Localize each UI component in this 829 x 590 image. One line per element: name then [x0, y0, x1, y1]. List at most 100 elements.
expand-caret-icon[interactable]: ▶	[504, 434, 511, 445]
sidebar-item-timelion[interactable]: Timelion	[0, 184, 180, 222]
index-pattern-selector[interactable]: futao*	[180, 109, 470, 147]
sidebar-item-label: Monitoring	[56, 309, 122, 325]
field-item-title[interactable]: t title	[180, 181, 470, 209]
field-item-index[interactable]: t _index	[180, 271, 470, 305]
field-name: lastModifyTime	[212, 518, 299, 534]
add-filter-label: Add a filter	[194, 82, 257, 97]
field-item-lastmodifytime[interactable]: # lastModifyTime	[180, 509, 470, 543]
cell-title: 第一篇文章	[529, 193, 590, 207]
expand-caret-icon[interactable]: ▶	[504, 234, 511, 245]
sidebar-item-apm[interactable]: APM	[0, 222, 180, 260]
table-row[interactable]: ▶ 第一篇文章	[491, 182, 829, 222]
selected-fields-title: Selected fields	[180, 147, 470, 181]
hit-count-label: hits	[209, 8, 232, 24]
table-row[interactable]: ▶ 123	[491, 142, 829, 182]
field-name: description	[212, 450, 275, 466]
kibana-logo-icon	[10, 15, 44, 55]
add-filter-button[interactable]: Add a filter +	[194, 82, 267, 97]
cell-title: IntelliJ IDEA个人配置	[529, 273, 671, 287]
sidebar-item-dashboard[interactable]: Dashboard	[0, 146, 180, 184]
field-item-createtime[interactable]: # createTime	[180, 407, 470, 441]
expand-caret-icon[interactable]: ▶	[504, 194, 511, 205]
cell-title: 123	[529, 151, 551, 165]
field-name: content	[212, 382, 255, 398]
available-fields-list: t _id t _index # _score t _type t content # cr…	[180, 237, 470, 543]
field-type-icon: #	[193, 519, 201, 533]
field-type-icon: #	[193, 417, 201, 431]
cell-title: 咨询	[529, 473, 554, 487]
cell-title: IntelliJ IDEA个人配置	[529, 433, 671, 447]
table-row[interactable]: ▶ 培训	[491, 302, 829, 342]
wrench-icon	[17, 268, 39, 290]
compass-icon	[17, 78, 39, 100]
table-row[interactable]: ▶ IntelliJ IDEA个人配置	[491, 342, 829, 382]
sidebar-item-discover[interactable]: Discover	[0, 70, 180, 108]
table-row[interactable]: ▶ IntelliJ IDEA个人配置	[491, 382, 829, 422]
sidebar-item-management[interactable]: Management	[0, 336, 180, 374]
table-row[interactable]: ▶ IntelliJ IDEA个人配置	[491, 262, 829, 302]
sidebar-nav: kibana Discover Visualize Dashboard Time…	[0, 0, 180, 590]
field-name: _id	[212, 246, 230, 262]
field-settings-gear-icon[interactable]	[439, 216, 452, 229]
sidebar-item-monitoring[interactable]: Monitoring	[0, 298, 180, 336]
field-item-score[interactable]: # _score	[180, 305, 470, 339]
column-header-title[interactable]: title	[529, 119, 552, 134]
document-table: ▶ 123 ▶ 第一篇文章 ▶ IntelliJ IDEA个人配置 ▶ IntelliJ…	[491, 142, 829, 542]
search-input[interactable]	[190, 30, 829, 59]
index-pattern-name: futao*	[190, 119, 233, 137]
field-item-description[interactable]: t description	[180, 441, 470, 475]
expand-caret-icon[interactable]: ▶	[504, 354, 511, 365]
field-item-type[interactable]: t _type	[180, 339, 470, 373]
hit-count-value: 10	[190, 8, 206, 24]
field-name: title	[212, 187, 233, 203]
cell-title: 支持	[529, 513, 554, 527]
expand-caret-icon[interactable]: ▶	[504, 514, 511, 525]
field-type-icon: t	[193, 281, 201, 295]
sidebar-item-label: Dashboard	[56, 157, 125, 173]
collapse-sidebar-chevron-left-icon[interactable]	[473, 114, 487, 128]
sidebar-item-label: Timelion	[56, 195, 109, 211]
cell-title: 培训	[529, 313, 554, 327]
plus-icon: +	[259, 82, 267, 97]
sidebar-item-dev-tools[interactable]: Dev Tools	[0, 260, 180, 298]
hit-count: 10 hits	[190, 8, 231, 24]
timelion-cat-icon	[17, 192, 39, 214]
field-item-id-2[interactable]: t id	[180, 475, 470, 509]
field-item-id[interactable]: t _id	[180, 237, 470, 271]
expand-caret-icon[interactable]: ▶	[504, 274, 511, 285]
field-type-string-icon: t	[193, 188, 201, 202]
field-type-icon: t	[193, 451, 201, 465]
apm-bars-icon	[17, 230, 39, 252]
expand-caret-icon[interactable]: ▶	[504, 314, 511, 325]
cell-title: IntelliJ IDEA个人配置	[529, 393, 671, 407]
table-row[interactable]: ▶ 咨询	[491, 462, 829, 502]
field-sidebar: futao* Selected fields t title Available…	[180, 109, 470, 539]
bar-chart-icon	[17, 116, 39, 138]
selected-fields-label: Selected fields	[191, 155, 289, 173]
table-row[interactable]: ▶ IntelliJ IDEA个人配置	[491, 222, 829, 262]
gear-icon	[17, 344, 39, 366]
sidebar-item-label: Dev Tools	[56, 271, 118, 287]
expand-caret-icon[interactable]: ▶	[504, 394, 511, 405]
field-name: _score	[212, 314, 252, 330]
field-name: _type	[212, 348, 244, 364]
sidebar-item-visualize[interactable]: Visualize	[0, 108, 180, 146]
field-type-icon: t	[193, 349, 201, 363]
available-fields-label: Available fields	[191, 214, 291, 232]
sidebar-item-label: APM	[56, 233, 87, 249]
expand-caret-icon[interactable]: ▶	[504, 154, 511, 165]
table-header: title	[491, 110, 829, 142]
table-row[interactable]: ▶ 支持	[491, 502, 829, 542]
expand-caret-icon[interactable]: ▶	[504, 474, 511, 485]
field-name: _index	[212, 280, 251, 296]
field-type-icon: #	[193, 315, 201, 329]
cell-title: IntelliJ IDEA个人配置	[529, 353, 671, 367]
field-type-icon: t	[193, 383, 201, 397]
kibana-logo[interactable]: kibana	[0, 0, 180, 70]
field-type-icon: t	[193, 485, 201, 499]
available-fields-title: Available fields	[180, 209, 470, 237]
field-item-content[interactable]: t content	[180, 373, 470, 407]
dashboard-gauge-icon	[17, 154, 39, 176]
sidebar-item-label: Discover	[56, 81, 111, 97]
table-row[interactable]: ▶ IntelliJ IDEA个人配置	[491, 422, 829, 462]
========
**Exercise requirements**:
Copy the listing word for word, starting at its first line and stopping after the line that contains "184, 180, 222]".

**Full response**:
Localize each UI component in this 829 x 590 image. One line per element: name then [x0, y0, x1, y1]. List at most 100 elements.
expand-caret-icon[interactable]: ▶	[504, 434, 511, 445]
sidebar-item-timelion[interactable]: Timelion	[0, 184, 180, 222]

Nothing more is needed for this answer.